MATERIAL FOR THE TASK
·····

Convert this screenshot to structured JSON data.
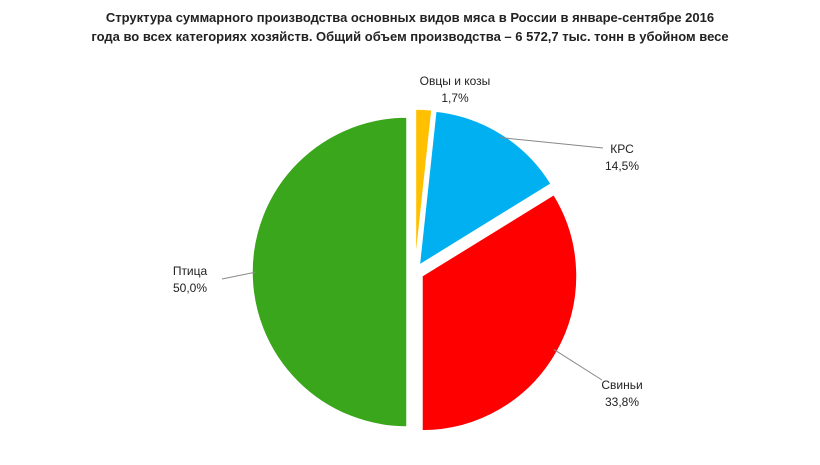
{
  "chart_data": {
    "type": "pie",
    "title": "Структура суммарного производства основных видов мяса в России в январе-сентябре 2016 года во всех категориях хозяйств.  Общий объем производства – 6 572,7 тыс. тонн в убойном весе",
    "categories": [
      "Овцы и козы",
      "КРС",
      "Свиньи",
      "Птица"
    ],
    "values": [
      1.7,
      14.5,
      33.8,
      50.0
    ],
    "value_labels": [
      "1,7%",
      "14,5%",
      "33,8%",
      "50,0%"
    ],
    "colors": [
      "#ffc000",
      "#00b0f0",
      "#ff0000",
      "#3aa61c"
    ]
  }
}
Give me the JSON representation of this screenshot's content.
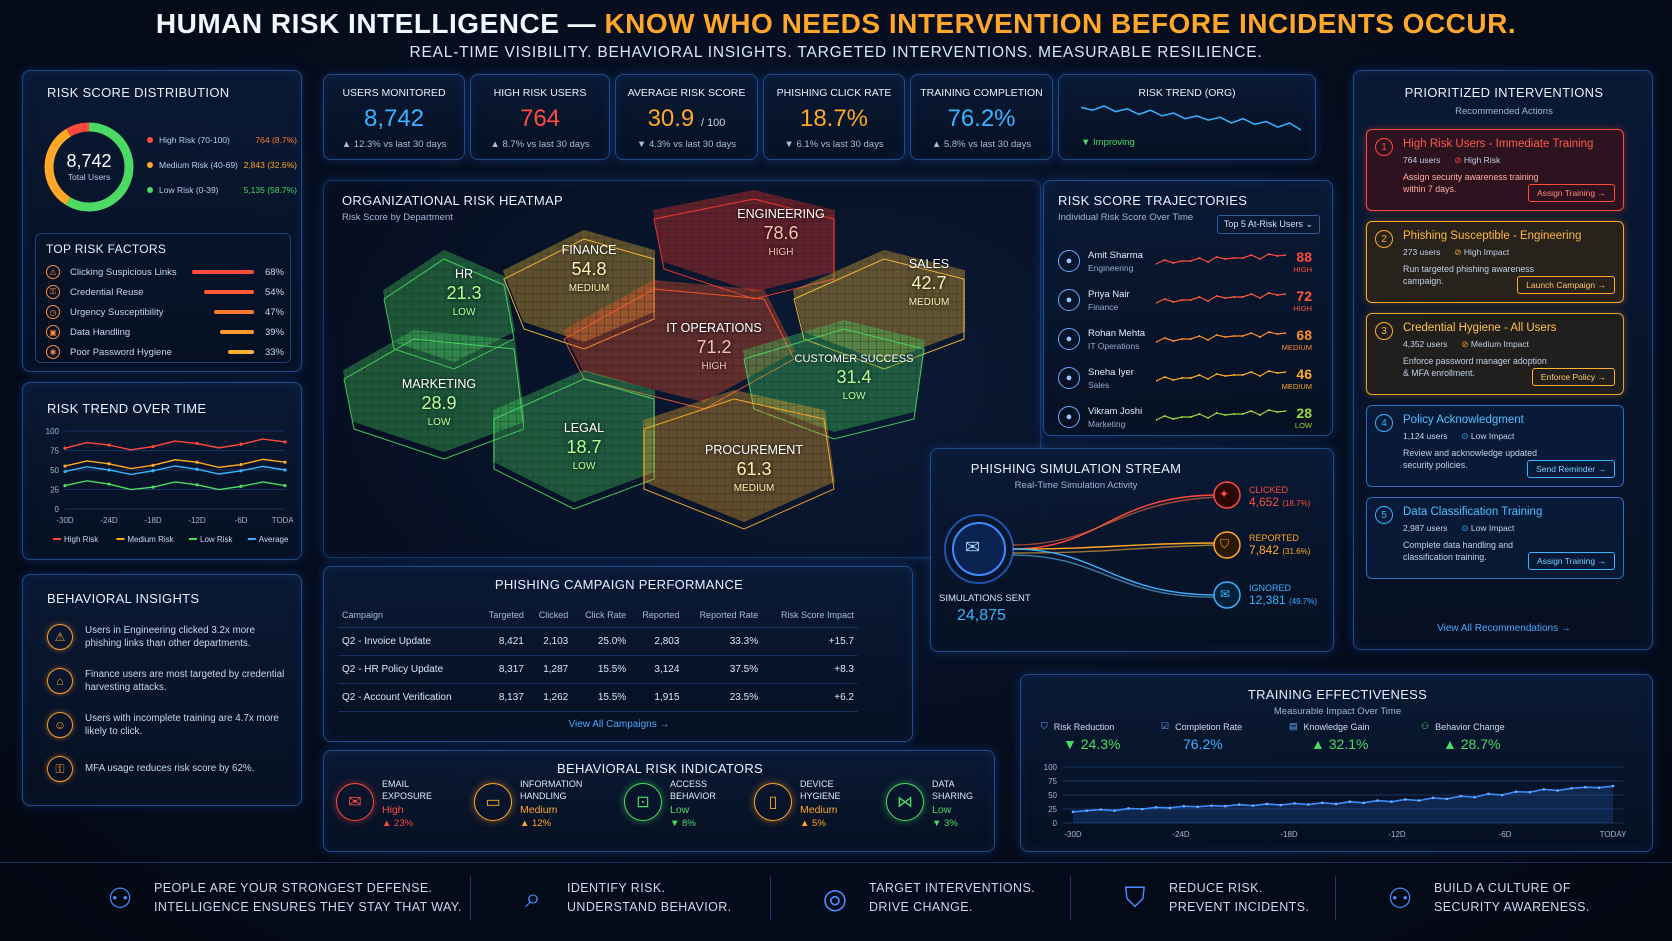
{
  "header": {
    "title_white": "HUMAN RISK INTELLIGENCE —",
    "title_orange": "KNOW WHO NEEDS INTERVENTION BEFORE INCIDENTS OCCUR.",
    "subtitle": "REAL-TIME VISIBILITY. BEHAVIORAL INSIGHTS. TARGETED INTERVENTIONS. MEASURABLE RESILIENCE."
  },
  "colors": {
    "high": "#ff4a3d",
    "medium": "#ffa726",
    "low": "#4cd964",
    "accent": "#39b3ff"
  },
  "kpis": [
    {
      "label": "USERS MONITORED",
      "value": "8,742",
      "suffix": "",
      "delta": "▲ 12.3% vs last 30 days",
      "color": "#39b3ff"
    },
    {
      "label": "HIGH RISK USERS",
      "value": "764",
      "suffix": "",
      "delta": "▲ 8.7% vs last 30 days",
      "color": "#ff4a3d"
    },
    {
      "label": "AVERAGE RISK SCORE",
      "value": "30.9",
      "suffix": "/ 100",
      "delta": "▼ 4.3% vs last 30 days",
      "color": "#ffa726"
    },
    {
      "label": "PHISHING CLICK RATE",
      "value": "18.7%",
      "suffix": "",
      "delta": "▼ 6.1% vs last 30 days",
      "color": "#ffa726"
    },
    {
      "label": "TRAINING COMPLETION",
      "value": "76.2%",
      "suffix": "",
      "delta": "▲ 5.8% vs last 30 days",
      "color": "#39b3ff"
    }
  ],
  "org_trend": {
    "label": "RISK TREND (ORG)",
    "status": "▼ Improving",
    "values": [
      52,
      50,
      53,
      49,
      51,
      47,
      50,
      46,
      48,
      44,
      46,
      43,
      45,
      41,
      44,
      40,
      42,
      38,
      41,
      36
    ]
  },
  "risk_dist": {
    "title": "RISK SCORE DISTRIBUTION",
    "total": "8,742",
    "total_label": "Total Users",
    "items": [
      {
        "label": "High Risk (70-100)",
        "value": "764 (8.7%)",
        "color": "#ff4a3d",
        "frac": 0.087
      },
      {
        "label": "Medium Risk (40-69)",
        "value": "2,843 (32.6%)",
        "color": "#ffa726",
        "frac": 0.326
      },
      {
        "label": "Low Risk (0-39)",
        "value": "5,135 (58.7%)",
        "color": "#4cd964",
        "frac": 0.587
      }
    ]
  },
  "top_factors": {
    "title": "TOP RISK FACTORS",
    "items": [
      {
        "label": "Clicking Suspicious Links",
        "pct": "68%",
        "value": 68,
        "color": "#ff4a3d"
      },
      {
        "label": "Credential Reuse",
        "pct": "54%",
        "value": 54,
        "color": "#ff5a3a"
      },
      {
        "label": "Urgency Susceptibility",
        "pct": "47%",
        "value": 47,
        "color": "#ff7a2e"
      },
      {
        "label": "Data Handling",
        "pct": "39%",
        "value": 39,
        "color": "#ff9b2e"
      },
      {
        "label": "Poor Password Hygiene",
        "pct": "33%",
        "value": 33,
        "color": "#ffb02e"
      }
    ]
  },
  "risk_trend": {
    "title": "RISK TREND OVER TIME",
    "yticks": [
      "100",
      "75",
      "50",
      "25",
      "0"
    ],
    "xticks": [
      "-30D",
      "-24D",
      "-18D",
      "-12D",
      "-6D",
      "TODAY"
    ],
    "legend": [
      "High Risk",
      "Medium Risk",
      "Low Risk",
      "Average"
    ]
  },
  "chart_data": {
    "type": "line",
    "x": [
      "-30D",
      "-24D",
      "-18D",
      "-12D",
      "-6D",
      "TODAY"
    ],
    "ylim": [
      0,
      100
    ],
    "series": [
      {
        "name": "High Risk",
        "values": [
          78,
          82,
          80,
          84,
          83,
          86
        ],
        "color": "#ff4a3d"
      },
      {
        "name": "Medium Risk",
        "values": [
          55,
          58,
          56,
          60,
          57,
          60
        ],
        "color": "#ffa726"
      },
      {
        "name": "Low Risk",
        "values": [
          30,
          32,
          28,
          31,
          29,
          30
        ],
        "color": "#4cd964"
      },
      {
        "name": "Average",
        "values": [
          48,
          50,
          49,
          51,
          49,
          50
        ],
        "color": "#39b3ff"
      }
    ]
  },
  "insights": {
    "title": "BEHAVIORAL INSIGHTS",
    "items": [
      {
        "text": "Users in Engineering clicked 3.2x more phishing links than other departments."
      },
      {
        "text": "Finance users are most targeted by credential harvesting attacks."
      },
      {
        "text": "Users with incomplete training are 4.7x more likely to click."
      },
      {
        "text": "MFA usage reduces risk score by 62%."
      }
    ]
  },
  "heatmap": {
    "title": "ORGANIZATIONAL RISK HEATMAP",
    "subtitle": "Risk Score by Department",
    "departments": [
      {
        "name": "HR",
        "score": "21.3",
        "level": "LOW",
        "color": "#4cd964"
      },
      {
        "name": "FINANCE",
        "score": "54.8",
        "level": "MEDIUM",
        "color": "#ffc23a"
      },
      {
        "name": "ENGINEERING",
        "score": "78.6",
        "level": "HIGH",
        "color": "#ff3b30"
      },
      {
        "name": "SALES",
        "score": "42.7",
        "level": "MEDIUM",
        "color": "#ffc23a"
      },
      {
        "name": "IT OPERATIONS",
        "score": "71.2",
        "level": "HIGH",
        "color": "#ff5a2e"
      },
      {
        "name": "CUSTOMER SUCCESS",
        "score": "31.4",
        "level": "LOW",
        "color": "#4cd964"
      },
      {
        "name": "MARKETING",
        "score": "28.9",
        "level": "LOW",
        "color": "#4cd964"
      },
      {
        "name": "LEGAL",
        "score": "18.7",
        "level": "LOW",
        "color": "#4cd964"
      },
      {
        "name": "PROCUREMENT",
        "score": "61.3",
        "level": "MEDIUM",
        "color": "#ffb02e"
      }
    ]
  },
  "trajectories": {
    "title": "RISK SCORE TRAJECTORIES",
    "subtitle": "Individual Risk Score Over Time",
    "filter": "Top 5 At-Risk Users",
    "users": [
      {
        "name": "Amit Sharma",
        "dept": "Engineering",
        "score": "88",
        "level": "HIGH",
        "color": "#ff4a3d"
      },
      {
        "name": "Priya Nair",
        "dept": "Finance",
        "score": "72",
        "level": "HIGH",
        "color": "#ff5a3a"
      },
      {
        "name": "Rohan Mehta",
        "dept": "IT Operations",
        "score": "68",
        "level": "MEDIUM",
        "color": "#ff8c2e"
      },
      {
        "name": "Sneha Iyer",
        "dept": "Sales",
        "score": "46",
        "level": "MEDIUM",
        "color": "#ffa726"
      },
      {
        "name": "Vikram Joshi",
        "dept": "Marketing",
        "score": "28",
        "level": "LOW",
        "color": "#9bd83a"
      }
    ]
  },
  "phishing_stream": {
    "title": "PHISHING SIMULATION STREAM",
    "subtitle": "Real-Time Simulation Activity",
    "sent_label": "SIMULATIONS SENT",
    "sent_value": "24,875",
    "outcomes": [
      {
        "label": "CLICKED",
        "value": "4,652",
        "pct": "(18.7%)",
        "color": "#ff4a3d"
      },
      {
        "label": "REPORTED",
        "value": "7,842",
        "pct": "(31.6%)",
        "color": "#ffa726"
      },
      {
        "label": "IGNORED",
        "value": "12,381",
        "pct": "(49.7%)",
        "color": "#39b3ff"
      }
    ]
  },
  "campaigns": {
    "title": "PHISHING CAMPAIGN PERFORMANCE",
    "headers": [
      "Campaign",
      "Targeted",
      "Clicked",
      "Click Rate",
      "Reported",
      "Reported Rate",
      "Risk Score Impact"
    ],
    "rows": [
      [
        "Q2 - Invoice Update",
        "8,421",
        "2,103",
        "25.0%",
        "2,803",
        "33.3%",
        "+15.7"
      ],
      [
        "Q2 - HR Policy Update",
        "8,317",
        "1,287",
        "15.5%",
        "3,124",
        "37.5%",
        "+8.3"
      ],
      [
        "Q2 - Account Verification",
        "8,137",
        "1,262",
        "15.5%",
        "1,915",
        "23.5%",
        "+6.2"
      ]
    ],
    "link": "View All Campaigns →"
  },
  "indicators": {
    "title": "BEHAVIORAL RISK INDICATORS",
    "items": [
      {
        "l1": "EMAIL",
        "l2": "EXPOSURE",
        "level": "High",
        "delta": "▲ 23%",
        "color": "#ff4a3d",
        "icon": "✉"
      },
      {
        "l1": "INFORMATION",
        "l2": "HANDLING",
        "level": "Medium",
        "delta": "▲ 12%",
        "color": "#ffa726",
        "icon": "▭"
      },
      {
        "l1": "ACCESS",
        "l2": "BEHAVIOR",
        "level": "Low",
        "delta": "▼ 8%",
        "color": "#4cd964",
        "icon": "🔒"
      },
      {
        "l1": "DEVICE",
        "l2": "HYGIENE",
        "level": "Medium",
        "delta": "▲ 5%",
        "color": "#ffa726",
        "icon": "▯"
      },
      {
        "l1": "DATA",
        "l2": "SHARING",
        "level": "Low",
        "delta": "▼ 3%",
        "color": "#4cd964",
        "icon": "⋈"
      }
    ]
  },
  "interventions": {
    "title": "PRIORITIZED INTERVENTIONS",
    "subtitle": "Recommended Actions",
    "items": [
      {
        "num": "1",
        "title": "High Risk Users - Immediate Training",
        "users": "764 users",
        "impact": "High Risk",
        "desc": "Assign security awareness training within 7 days.",
        "button": "Assign Training →",
        "color": "#ff4a3d"
      },
      {
        "num": "2",
        "title": "Phishing Susceptible - Engineering",
        "users": "273 users",
        "impact": "High Impact",
        "desc": "Run targeted phishing awareness campaign.",
        "button": "Launch Campaign →",
        "color": "#ffa726"
      },
      {
        "num": "3",
        "title": "Credential Hygiene - All Users",
        "users": "4,352 users",
        "impact": "Medium Impact",
        "desc": "Enforce password manager adoption & MFA enrollment.",
        "button": "Enforce Policy →",
        "color": "#ffb02e"
      },
      {
        "num": "4",
        "title": "Policy Acknowledgment",
        "users": "1,124 users",
        "impact": "Low Impact",
        "desc": "Review and acknowledge updated security policies.",
        "button": "Send Reminder →",
        "color": "#39b3ff"
      },
      {
        "num": "5",
        "title": "Data Classification Training",
        "users": "2,987 users",
        "impact": "Low Impact",
        "desc": "Complete data handling and classification training.",
        "button": "Assign Training →",
        "color": "#39b3ff"
      }
    ],
    "link": "View All Recommendations →"
  },
  "training": {
    "title": "TRAINING EFFECTIVENESS",
    "subtitle": "Measurable Impact Over Time",
    "metrics": [
      {
        "label": "Risk Reduction",
        "value": "▼ 24.3%",
        "color": "#4cd964"
      },
      {
        "label": "Completion Rate",
        "value": "76.2%",
        "color": "#39b3ff"
      },
      {
        "label": "Knowledge Gain",
        "value": "▲ 32.1%",
        "color": "#4cd964"
      },
      {
        "label": "Behavior Change",
        "value": "▲ 28.7%",
        "color": "#4cd964"
      }
    ],
    "yticks": [
      "100",
      "75",
      "50",
      "25",
      "0"
    ],
    "xticks": [
      "-30D",
      "-24D",
      "-18D",
      "-12D",
      "-6D",
      "TODAY"
    ],
    "values": [
      20,
      22,
      24,
      22,
      26,
      25,
      28,
      27,
      30,
      29,
      31,
      30,
      33,
      31,
      34,
      32,
      35,
      33,
      36,
      34,
      38,
      36,
      40,
      38,
      42,
      40,
      45,
      43,
      48,
      46,
      52,
      50,
      56,
      55,
      60,
      58,
      62,
      64,
      63,
      66
    ]
  },
  "footer": [
    {
      "l1": "PEOPLE ARE YOUR STRONGEST DEFENSE.",
      "l2": "INTELLIGENCE ENSURES THEY STAY THAT WAY.",
      "icon": "people-icon"
    },
    {
      "l1": "IDENTIFY RISK.",
      "l2": "UNDERSTAND BEHAVIOR.",
      "icon": "search-icon"
    },
    {
      "l1": "TARGET INTERVENTIONS.",
      "l2": "DRIVE CHANGE.",
      "icon": "target-icon"
    },
    {
      "l1": "REDUCE RISK.",
      "l2": "PREVENT INCIDENTS.",
      "icon": "shield-check-icon"
    },
    {
      "l1": "BUILD A CULTURE OF",
      "l2": "SECURITY AWARENESS.",
      "icon": "team-icon"
    }
  ]
}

·····

TASK OBJECTIVE
In the material above, show every line where the word "JSON" turns up.

ANSWER TO THE PROBLEM
Convert this screenshot to structured JSON data.
Give me the JSON representation of this screenshot's content.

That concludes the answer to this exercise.